WHAT IS NEEDED ▸ Extract, word for word, each line from the line holding "Output a JSON" through the end of the records. Omit every picture.

EXERCISE INPUTS ▸
--- Start ---

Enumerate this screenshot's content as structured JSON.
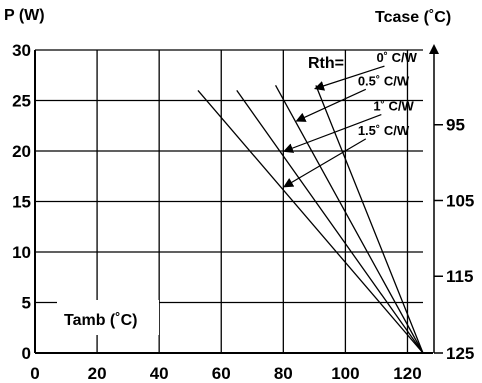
{
  "chart_data": {
    "type": "line",
    "ylabel": "P (W)",
    "y2label": "Tcase (˚C)",
    "xlabel": "Tamb (˚C)",
    "rth_label": "Rth=",
    "xlim": [
      0,
      125
    ],
    "ylim": [
      0,
      30
    ],
    "x_ticks": [
      0,
      20,
      40,
      60,
      80,
      100,
      120
    ],
    "y_ticks": [
      0,
      5,
      10,
      15,
      20,
      25,
      30
    ],
    "y2_ticks": [
      {
        "label": "95",
        "at": 22.6
      },
      {
        "label": "105",
        "at": 15.1
      },
      {
        "label": "115",
        "at": 7.6
      },
      {
        "label": "125",
        "at": 0
      }
    ],
    "grid": true,
    "series": [
      {
        "name": "0˚ C/W",
        "x": [
          90.5,
          125
        ],
        "y": [
          26.5,
          0
        ]
      },
      {
        "name": "0.5˚ C/W",
        "x": [
          77.5,
          125
        ],
        "y": [
          26.5,
          0
        ]
      },
      {
        "name": "1˚ C/W",
        "x": [
          65,
          125
        ],
        "y": [
          26,
          0
        ]
      },
      {
        "name": "1.5˚ C/W",
        "x": [
          52.5,
          125
        ],
        "y": [
          26,
          0
        ]
      }
    ],
    "annotations": [
      {
        "series": 0,
        "text_x": 110,
        "text_y": 28.8,
        "arrow_to_x": 90.5,
        "arrow_to_y": 26.2
      },
      {
        "series": 1,
        "text_x": 104,
        "text_y": 26.5,
        "arrow_to_x": 84.5,
        "arrow_to_y": 23
      },
      {
        "series": 2,
        "text_x": 109,
        "text_y": 24,
        "arrow_to_x": 80.5,
        "arrow_to_y": 20
      },
      {
        "series": 3,
        "text_x": 104,
        "text_y": 21.6,
        "arrow_to_x": 80.5,
        "arrow_to_y": 16.5
      }
    ]
  }
}
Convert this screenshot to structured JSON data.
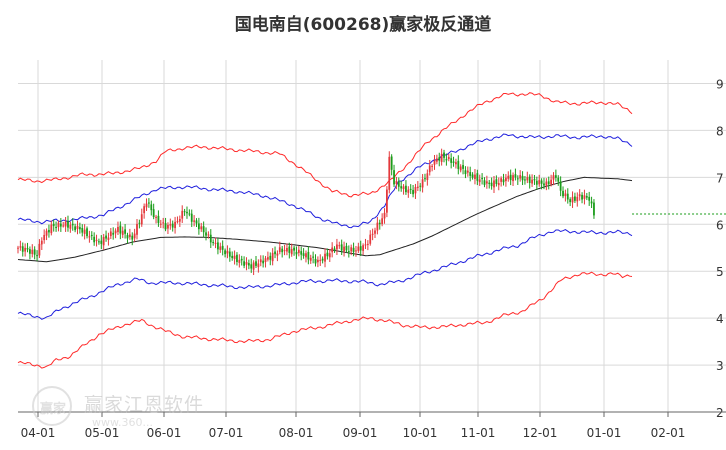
{
  "chart_data": {
    "type": "candlestick",
    "title": "国电南自(600268)赢家极反通道",
    "x_ticks": [
      "04-01",
      "05-01",
      "06-01",
      "07-01",
      "08-01",
      "09-01",
      "10-01",
      "11-01",
      "12-01",
      "01-01",
      "02-01"
    ],
    "y_ticks": [
      "2",
      "3",
      "4",
      "5",
      "6",
      "7",
      "8",
      "9"
    ],
    "ylim": [
      2.0,
      9.5
    ],
    "grid": true,
    "colors": {
      "up": "#e4393c",
      "down": "#1a9c1a",
      "outer": "#ff2a2a",
      "inner": "#1f1fdd",
      "middle": "#222222",
      "last": "#1a9c1a",
      "grid": "#d9d9d9",
      "axis": "#666666"
    },
    "middle_line": [
      [
        0,
        5.25
      ],
      [
        12,
        5.2
      ],
      [
        24,
        5.3
      ],
      [
        36,
        5.45
      ],
      [
        48,
        5.62
      ],
      [
        60,
        5.72
      ],
      [
        70,
        5.73
      ],
      [
        80,
        5.72
      ],
      [
        92,
        5.68
      ],
      [
        106,
        5.62
      ],
      [
        118,
        5.55
      ],
      [
        126,
        5.5
      ],
      [
        132,
        5.45
      ],
      [
        140,
        5.38
      ],
      [
        146,
        5.33
      ],
      [
        152,
        5.35
      ],
      [
        158,
        5.45
      ],
      [
        166,
        5.58
      ],
      [
        174,
        5.75
      ],
      [
        182,
        5.95
      ],
      [
        192,
        6.2
      ],
      [
        200,
        6.38
      ],
      [
        210,
        6.6
      ],
      [
        220,
        6.78
      ],
      [
        230,
        6.92
      ],
      [
        238,
        7.0
      ],
      [
        246,
        6.98
      ],
      [
        252,
        6.97
      ],
      [
        258,
        6.93
      ]
    ],
    "inner_upper": [
      [
        0,
        6.1
      ],
      [
        10,
        6.05
      ],
      [
        24,
        6.1
      ],
      [
        36,
        6.2
      ],
      [
        48,
        6.5
      ],
      [
        58,
        6.75
      ],
      [
        70,
        6.8
      ],
      [
        80,
        6.75
      ],
      [
        92,
        6.7
      ],
      [
        104,
        6.6
      ],
      [
        116,
        6.4
      ],
      [
        126,
        6.15
      ],
      [
        134,
        6.0
      ],
      [
        142,
        5.95
      ],
      [
        148,
        6.05
      ],
      [
        154,
        6.4
      ],
      [
        160,
        6.9
      ],
      [
        168,
        7.2
      ],
      [
        176,
        7.4
      ],
      [
        186,
        7.6
      ],
      [
        196,
        7.8
      ],
      [
        206,
        7.9
      ],
      [
        216,
        7.85
      ],
      [
        226,
        7.88
      ],
      [
        236,
        7.85
      ],
      [
        246,
        7.88
      ],
      [
        252,
        7.82
      ],
      [
        258,
        7.7
      ]
    ],
    "inner_lower": [
      [
        0,
        4.1
      ],
      [
        12,
        4.0
      ],
      [
        18,
        4.2
      ],
      [
        30,
        4.45
      ],
      [
        42,
        4.72
      ],
      [
        50,
        4.83
      ],
      [
        56,
        4.75
      ],
      [
        68,
        4.75
      ],
      [
        82,
        4.7
      ],
      [
        96,
        4.65
      ],
      [
        108,
        4.7
      ],
      [
        120,
        4.78
      ],
      [
        132,
        4.8
      ],
      [
        144,
        4.78
      ],
      [
        152,
        4.72
      ],
      [
        160,
        4.78
      ],
      [
        170,
        4.95
      ],
      [
        180,
        5.1
      ],
      [
        192,
        5.3
      ],
      [
        202,
        5.45
      ],
      [
        210,
        5.55
      ],
      [
        216,
        5.7
      ],
      [
        224,
        5.85
      ],
      [
        232,
        5.85
      ],
      [
        242,
        5.82
      ],
      [
        252,
        5.83
      ],
      [
        258,
        5.8
      ]
    ],
    "outer_upper": [
      [
        0,
        6.95
      ],
      [
        8,
        6.92
      ],
      [
        16,
        6.95
      ],
      [
        26,
        7.05
      ],
      [
        40,
        7.08
      ],
      [
        52,
        7.2
      ],
      [
        58,
        7.35
      ],
      [
        62,
        7.55
      ],
      [
        70,
        7.63
      ],
      [
        78,
        7.65
      ],
      [
        88,
        7.6
      ],
      [
        100,
        7.55
      ],
      [
        110,
        7.5
      ],
      [
        116,
        7.3
      ],
      [
        124,
        7.0
      ],
      [
        132,
        6.7
      ],
      [
        140,
        6.62
      ],
      [
        148,
        6.65
      ],
      [
        156,
        6.9
      ],
      [
        164,
        7.3
      ],
      [
        172,
        7.75
      ],
      [
        180,
        8.05
      ],
      [
        188,
        8.35
      ],
      [
        196,
        8.6
      ],
      [
        206,
        8.78
      ],
      [
        214,
        8.77
      ],
      [
        220,
        8.75
      ],
      [
        226,
        8.6
      ],
      [
        236,
        8.57
      ],
      [
        246,
        8.6
      ],
      [
        252,
        8.55
      ],
      [
        258,
        8.4
      ]
    ],
    "outer_lower": [
      [
        0,
        3.05
      ],
      [
        8,
        3.0
      ],
      [
        12,
        2.95
      ],
      [
        16,
        3.1
      ],
      [
        22,
        3.2
      ],
      [
        26,
        3.35
      ],
      [
        34,
        3.65
      ],
      [
        44,
        3.85
      ],
      [
        52,
        3.95
      ],
      [
        56,
        3.85
      ],
      [
        62,
        3.72
      ],
      [
        70,
        3.6
      ],
      [
        82,
        3.55
      ],
      [
        96,
        3.5
      ],
      [
        106,
        3.55
      ],
      [
        116,
        3.72
      ],
      [
        128,
        3.82
      ],
      [
        140,
        3.95
      ],
      [
        148,
        4.0
      ],
      [
        154,
        3.95
      ],
      [
        162,
        3.85
      ],
      [
        170,
        3.8
      ],
      [
        180,
        3.82
      ],
      [
        190,
        3.88
      ],
      [
        196,
        3.9
      ],
      [
        204,
        4.05
      ],
      [
        212,
        4.15
      ],
      [
        220,
        4.4
      ],
      [
        228,
        4.8
      ],
      [
        236,
        4.95
      ],
      [
        244,
        4.93
      ],
      [
        250,
        4.95
      ],
      [
        254,
        4.88
      ],
      [
        258,
        4.93
      ]
    ],
    "last_price": 6.22,
    "last_price_from_index": 258
  }
}
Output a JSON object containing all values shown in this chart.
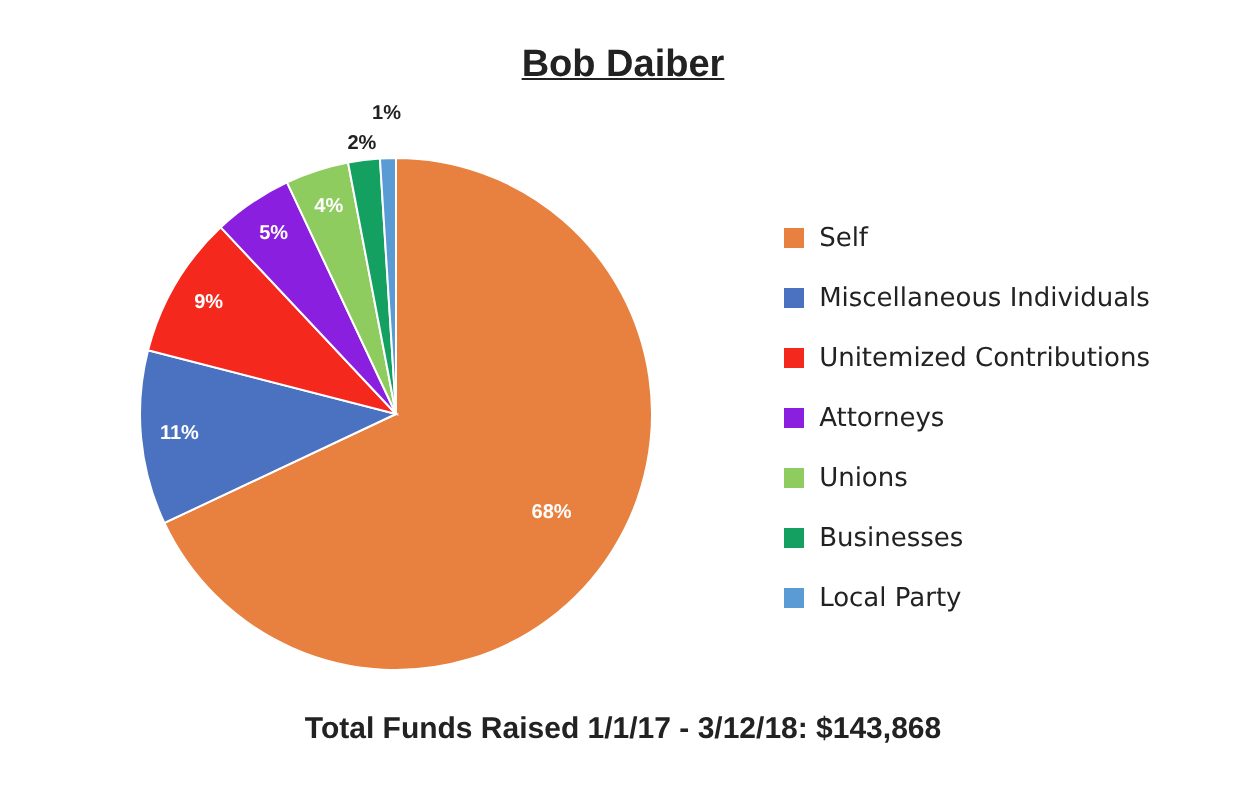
{
  "chart_data": {
    "type": "pie",
    "title": "Bob Daiber",
    "categories": [
      "Self",
      "Miscellaneous Individuals",
      "Unitemized Contributions",
      "Attorneys",
      "Unions",
      "Businesses",
      "Local Party"
    ],
    "values": [
      68,
      11,
      9,
      5,
      4,
      2,
      1
    ],
    "value_labels": [
      "68%",
      "11%",
      "9%",
      "5%",
      "4%",
      "2%",
      "1%"
    ],
    "colors": [
      "#e8803f",
      "#4a72c0",
      "#f5281e",
      "#8a1fe0",
      "#8fcc60",
      "#14a060",
      "#5a9bd5"
    ],
    "legend": "right",
    "annotations": [
      "Total Funds Raised 1/1/17 - 3/12/18: $143,868"
    ]
  }
}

--- End ---

FINAL ANSWER ▸
Output a JSON object containing all values shown in this chart.
{
  "chart_data": {
    "type": "pie",
    "title": "Bob Daiber",
    "categories": [
      "Self",
      "Miscellaneous Individuals",
      "Unitemized Contributions",
      "Attorneys",
      "Unions",
      "Businesses",
      "Local Party"
    ],
    "values": [
      68,
      11,
      9,
      5,
      4,
      2,
      1
    ],
    "value_labels": [
      "68%",
      "11%",
      "9%",
      "5%",
      "4%",
      "2%",
      "1%"
    ],
    "colors": [
      "#e8803f",
      "#4a72c0",
      "#f5281e",
      "#8a1fe0",
      "#8fcc60",
      "#14a060",
      "#5a9bd5"
    ],
    "legend": "right",
    "annotations": [
      "Total Funds Raised 1/1/17 - 3/12/18: $143,868"
    ]
  }
}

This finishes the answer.